--- start of Exercise input ---
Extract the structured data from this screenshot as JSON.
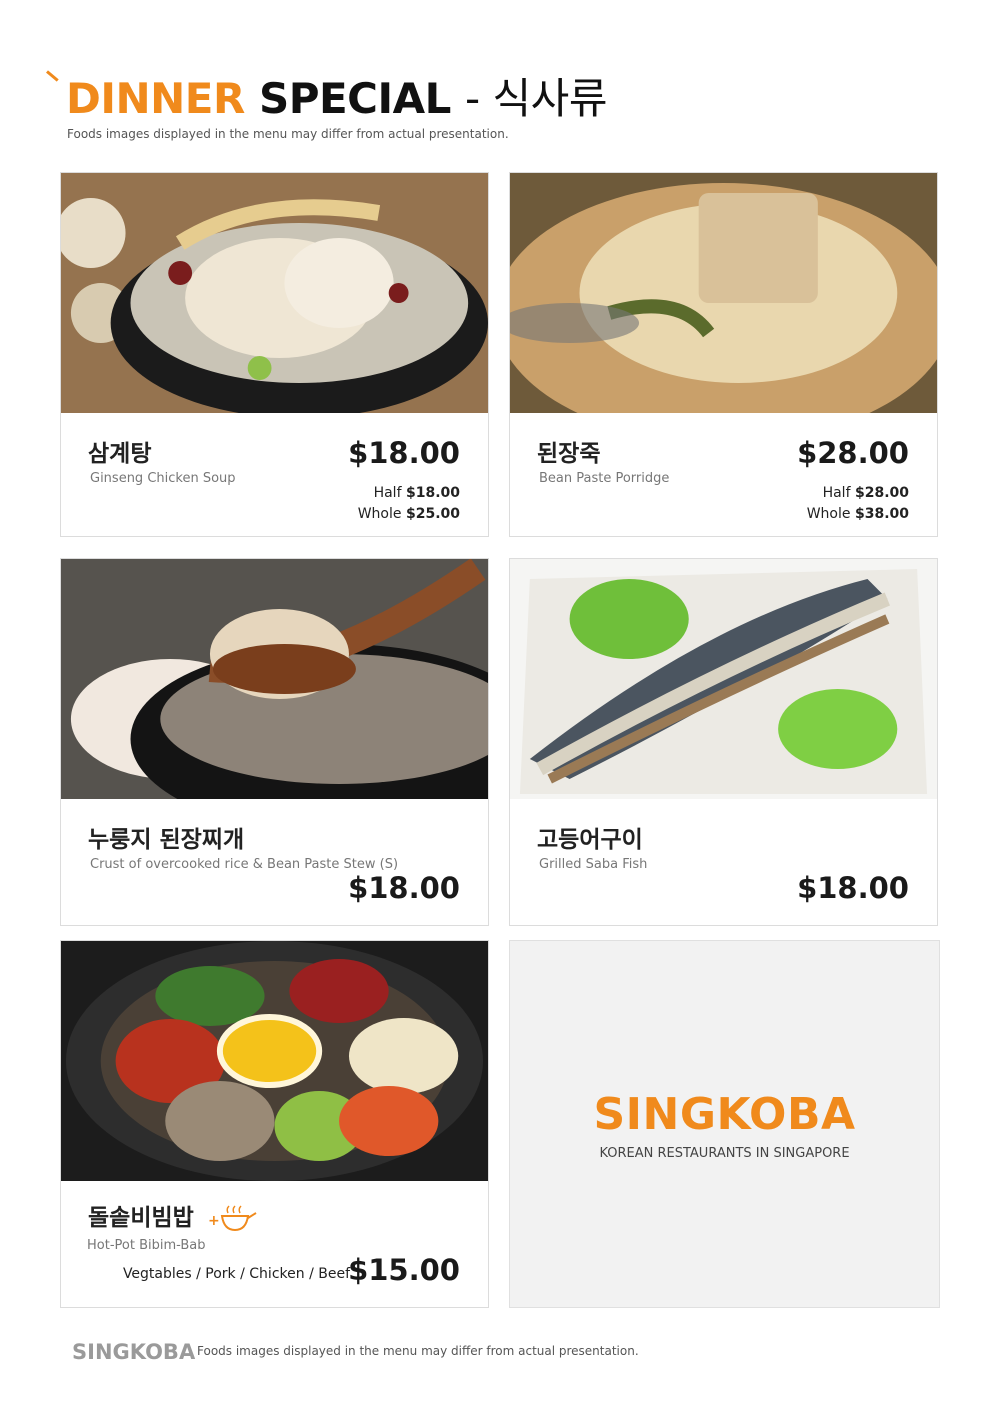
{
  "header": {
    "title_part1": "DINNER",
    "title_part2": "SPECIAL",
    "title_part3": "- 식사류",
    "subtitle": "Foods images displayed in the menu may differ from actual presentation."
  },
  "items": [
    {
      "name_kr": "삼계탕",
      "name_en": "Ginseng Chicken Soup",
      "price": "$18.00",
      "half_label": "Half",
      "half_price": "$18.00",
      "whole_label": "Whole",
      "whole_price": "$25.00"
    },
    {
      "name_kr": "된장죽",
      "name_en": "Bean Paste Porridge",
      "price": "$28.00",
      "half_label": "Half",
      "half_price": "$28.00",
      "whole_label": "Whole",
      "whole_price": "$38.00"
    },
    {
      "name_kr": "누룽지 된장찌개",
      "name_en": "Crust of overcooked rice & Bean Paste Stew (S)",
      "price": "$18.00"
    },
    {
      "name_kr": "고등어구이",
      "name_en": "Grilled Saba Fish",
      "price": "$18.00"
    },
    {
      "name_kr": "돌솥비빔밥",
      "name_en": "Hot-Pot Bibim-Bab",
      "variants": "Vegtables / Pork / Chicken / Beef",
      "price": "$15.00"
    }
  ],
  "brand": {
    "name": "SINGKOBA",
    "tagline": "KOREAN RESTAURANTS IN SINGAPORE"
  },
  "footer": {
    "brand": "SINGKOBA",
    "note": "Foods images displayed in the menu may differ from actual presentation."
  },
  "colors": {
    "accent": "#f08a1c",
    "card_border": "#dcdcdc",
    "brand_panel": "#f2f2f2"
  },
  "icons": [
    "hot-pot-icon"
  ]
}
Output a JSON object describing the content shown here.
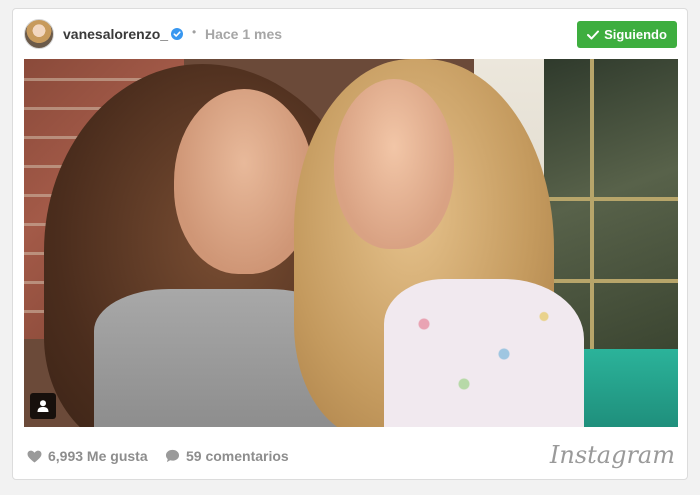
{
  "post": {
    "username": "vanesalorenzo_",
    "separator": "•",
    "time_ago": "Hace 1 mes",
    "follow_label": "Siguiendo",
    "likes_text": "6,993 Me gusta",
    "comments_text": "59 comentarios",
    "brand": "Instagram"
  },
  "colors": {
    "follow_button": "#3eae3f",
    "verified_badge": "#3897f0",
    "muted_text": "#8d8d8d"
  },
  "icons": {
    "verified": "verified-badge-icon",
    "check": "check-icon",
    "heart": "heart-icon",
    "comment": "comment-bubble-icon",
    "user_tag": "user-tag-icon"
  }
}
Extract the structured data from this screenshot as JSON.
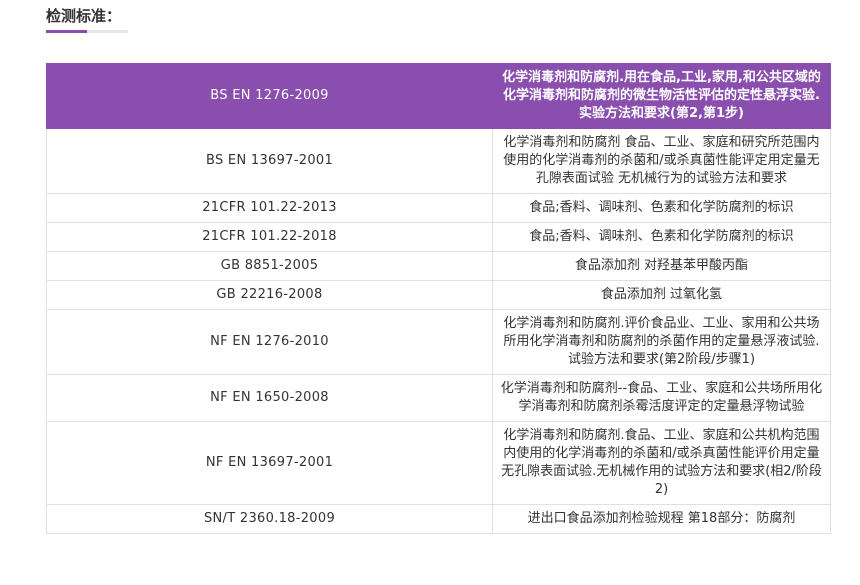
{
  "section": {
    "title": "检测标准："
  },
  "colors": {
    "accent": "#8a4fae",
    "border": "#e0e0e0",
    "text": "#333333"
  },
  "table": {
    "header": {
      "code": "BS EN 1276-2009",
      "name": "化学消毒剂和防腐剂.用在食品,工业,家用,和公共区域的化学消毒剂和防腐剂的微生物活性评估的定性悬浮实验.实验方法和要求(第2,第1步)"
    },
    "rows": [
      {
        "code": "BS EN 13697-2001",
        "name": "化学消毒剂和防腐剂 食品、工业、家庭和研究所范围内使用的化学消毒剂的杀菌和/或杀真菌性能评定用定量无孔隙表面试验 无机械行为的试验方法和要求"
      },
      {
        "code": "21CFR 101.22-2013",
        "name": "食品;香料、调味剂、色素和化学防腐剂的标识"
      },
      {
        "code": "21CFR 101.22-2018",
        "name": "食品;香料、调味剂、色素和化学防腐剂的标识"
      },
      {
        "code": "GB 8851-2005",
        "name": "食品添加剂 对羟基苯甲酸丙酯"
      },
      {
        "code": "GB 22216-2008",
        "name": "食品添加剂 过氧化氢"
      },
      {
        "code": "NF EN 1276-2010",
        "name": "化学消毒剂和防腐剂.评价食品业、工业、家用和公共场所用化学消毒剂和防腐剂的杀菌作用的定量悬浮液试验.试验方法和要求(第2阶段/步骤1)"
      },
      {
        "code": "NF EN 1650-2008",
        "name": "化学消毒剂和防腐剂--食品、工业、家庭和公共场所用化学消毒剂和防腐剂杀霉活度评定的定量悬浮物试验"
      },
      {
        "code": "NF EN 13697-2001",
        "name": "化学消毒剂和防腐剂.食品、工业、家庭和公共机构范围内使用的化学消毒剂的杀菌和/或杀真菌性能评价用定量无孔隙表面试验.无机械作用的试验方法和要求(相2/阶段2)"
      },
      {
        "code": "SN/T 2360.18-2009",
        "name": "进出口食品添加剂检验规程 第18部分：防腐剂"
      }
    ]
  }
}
--- end of Exercise input ---
--- start of Exercise input ---
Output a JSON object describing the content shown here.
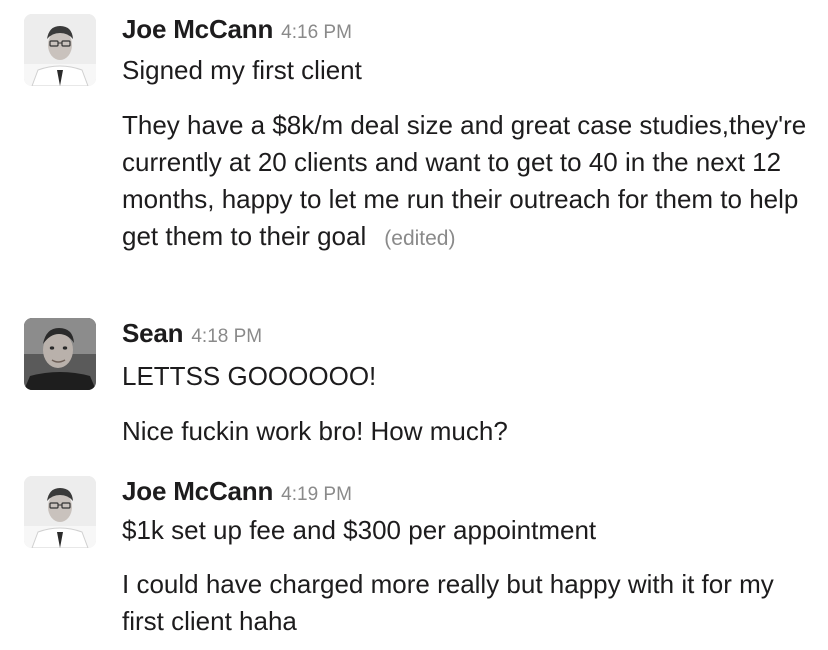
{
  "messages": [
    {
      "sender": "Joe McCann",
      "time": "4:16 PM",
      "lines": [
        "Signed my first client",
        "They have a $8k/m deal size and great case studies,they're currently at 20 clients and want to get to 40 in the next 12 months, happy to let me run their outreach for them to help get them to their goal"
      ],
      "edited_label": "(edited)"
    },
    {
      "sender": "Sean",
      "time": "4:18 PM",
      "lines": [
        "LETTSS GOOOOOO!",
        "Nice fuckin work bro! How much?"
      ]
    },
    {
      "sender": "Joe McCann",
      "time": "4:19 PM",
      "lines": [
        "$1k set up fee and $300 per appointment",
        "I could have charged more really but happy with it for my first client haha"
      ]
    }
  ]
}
--- end of Exercise input ---
* [Exercise objective]: Where a line holds the string "have", copy that line.

* [Written reply]:
        "They have a $8k/m deal size and great case studies,they're currently at 20 clients and want to get to 40 in the next 12 months, happy to let me run their outreach for them to help get them to their goal"
        "I could have charged more really but happy with it for my first client haha"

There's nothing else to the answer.